• Directions
Do not carry the pictures over; copy every other part of the entries exactly.

(Dataset rows)
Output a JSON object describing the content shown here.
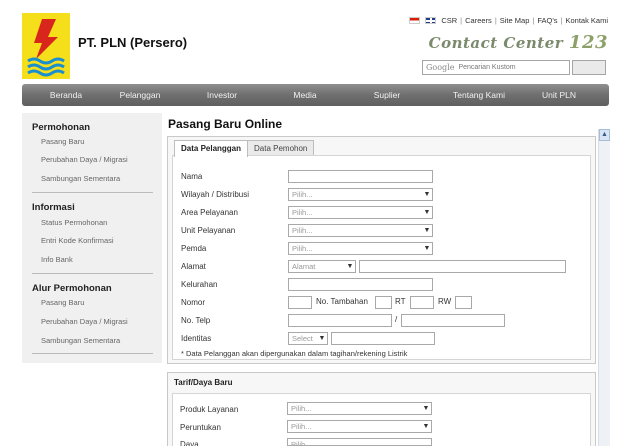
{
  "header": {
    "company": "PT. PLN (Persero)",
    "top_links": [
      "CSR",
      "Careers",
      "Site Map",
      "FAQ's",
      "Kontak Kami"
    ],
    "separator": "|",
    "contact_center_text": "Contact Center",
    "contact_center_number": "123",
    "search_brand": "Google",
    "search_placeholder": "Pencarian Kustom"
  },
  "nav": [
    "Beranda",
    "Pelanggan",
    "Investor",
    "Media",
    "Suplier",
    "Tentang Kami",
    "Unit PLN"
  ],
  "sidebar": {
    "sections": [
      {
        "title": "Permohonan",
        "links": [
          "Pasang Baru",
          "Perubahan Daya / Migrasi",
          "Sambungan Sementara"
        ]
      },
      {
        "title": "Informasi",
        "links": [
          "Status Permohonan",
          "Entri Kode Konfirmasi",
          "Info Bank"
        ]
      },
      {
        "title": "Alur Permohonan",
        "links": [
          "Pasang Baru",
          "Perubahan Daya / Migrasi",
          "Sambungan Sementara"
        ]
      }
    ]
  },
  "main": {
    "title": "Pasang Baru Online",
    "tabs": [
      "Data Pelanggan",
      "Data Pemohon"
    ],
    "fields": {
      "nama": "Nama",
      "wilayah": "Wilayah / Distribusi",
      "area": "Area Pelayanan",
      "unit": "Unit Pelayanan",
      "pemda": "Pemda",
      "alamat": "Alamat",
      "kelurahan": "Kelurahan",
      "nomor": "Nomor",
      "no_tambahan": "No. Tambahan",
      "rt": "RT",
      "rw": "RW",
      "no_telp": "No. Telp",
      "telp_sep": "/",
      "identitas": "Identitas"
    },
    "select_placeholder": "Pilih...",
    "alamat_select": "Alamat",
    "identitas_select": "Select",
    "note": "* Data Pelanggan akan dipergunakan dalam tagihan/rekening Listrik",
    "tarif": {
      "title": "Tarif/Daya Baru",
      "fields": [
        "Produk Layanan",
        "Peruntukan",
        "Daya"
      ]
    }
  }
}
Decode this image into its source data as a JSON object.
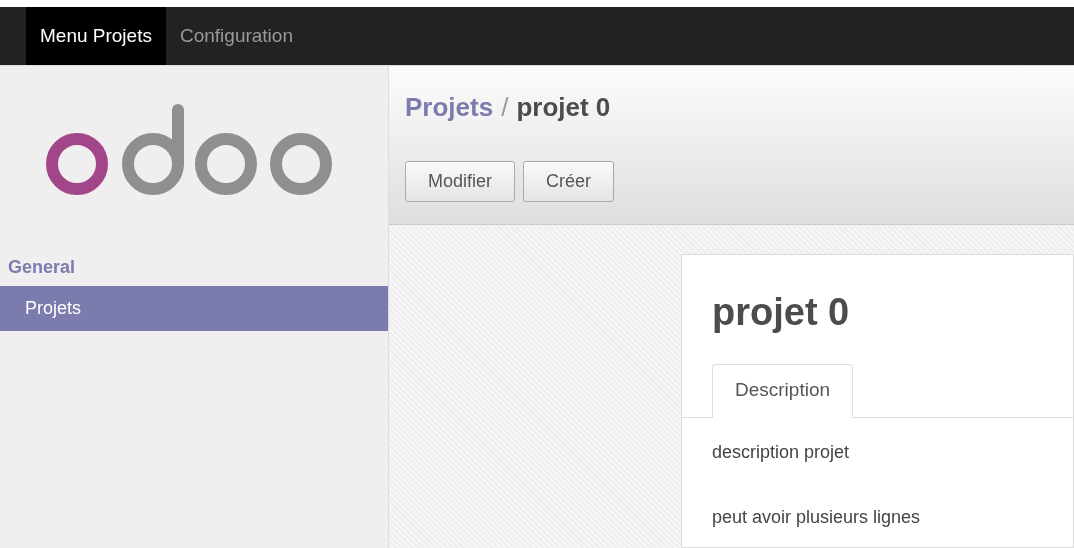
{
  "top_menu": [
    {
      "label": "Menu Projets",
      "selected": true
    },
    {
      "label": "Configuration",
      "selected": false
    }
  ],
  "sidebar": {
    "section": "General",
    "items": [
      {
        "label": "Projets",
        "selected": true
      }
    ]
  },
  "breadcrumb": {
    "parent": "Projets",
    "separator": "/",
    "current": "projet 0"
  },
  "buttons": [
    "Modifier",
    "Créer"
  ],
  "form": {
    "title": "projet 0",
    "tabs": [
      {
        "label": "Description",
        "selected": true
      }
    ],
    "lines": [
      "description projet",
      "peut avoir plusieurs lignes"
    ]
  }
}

• Correct result
Output a JSON object describing the content shown here.
{
  "header": {
    "company": "PT. PLN (Persero)",
    "top_links": [
      "CSR",
      "Careers",
      "Site Map",
      "FAQ's",
      "Kontak Kami"
    ],
    "separator": "|",
    "contact_center_text": "Contact Center",
    "contact_center_number": "123",
    "search_brand": "Google",
    "search_placeholder": "Pencarian Kustom"
  },
  "nav": [
    "Beranda",
    "Pelanggan",
    "Investor",
    "Media",
    "Suplier",
    "Tentang Kami",
    "Unit PLN"
  ],
  "sidebar": {
    "sections": [
      {
        "title": "Permohonan",
        "links": [
          "Pasang Baru",
          "Perubahan Daya / Migrasi",
          "Sambungan Sementara"
        ]
      },
      {
        "title": "Informasi",
        "links": [
          "Status Permohonan",
          "Entri Kode Konfirmasi",
          "Info Bank"
        ]
      },
      {
        "title": "Alur Permohonan",
        "links": [
          "Pasang Baru",
          "Perubahan Daya / Migrasi",
          "Sambungan Sementara"
        ]
      }
    ]
  },
  "main": {
    "title": "Pasang Baru Online",
    "tabs": [
      "Data Pelanggan",
      "Data Pemohon"
    ],
    "fields": {
      "nama": "Nama",
      "wilayah": "Wilayah / Distribusi",
      "area": "Area Pelayanan",
      "unit": "Unit Pelayanan",
      "pemda": "Pemda",
      "alamat": "Alamat",
      "kelurahan": "Kelurahan",
      "nomor": "Nomor",
      "no_tambahan": "No. Tambahan",
      "rt": "RT",
      "rw": "RW",
      "no_telp": "No. Telp",
      "telp_sep": "/",
      "identitas": "Identitas"
    },
    "select_placeholder": "Pilih...",
    "alamat_select": "Alamat",
    "identitas_select": "Select",
    "note": "* Data Pelanggan akan dipergunakan dalam tagihan/rekening Listrik",
    "tarif": {
      "title": "Tarif/Daya Baru",
      "fields": [
        "Produk Layanan",
        "Peruntukan",
        "Daya"
      ]
    }
  }
}
Decode this image into its source data as a JSON object.
{
  "top_menu": [
    {
      "label": "Menu Projets",
      "selected": true
    },
    {
      "label": "Configuration",
      "selected": false
    }
  ],
  "sidebar": {
    "section": "General",
    "items": [
      {
        "label": "Projets",
        "selected": true
      }
    ]
  },
  "breadcrumb": {
    "parent": "Projets",
    "separator": "/",
    "current": "projet 0"
  },
  "buttons": [
    "Modifier",
    "Créer"
  ],
  "form": {
    "title": "projet 0",
    "tabs": [
      {
        "label": "Description",
        "selected": true
      }
    ],
    "lines": [
      "description projet",
      "peut avoir plusieurs lignes"
    ]
  }
}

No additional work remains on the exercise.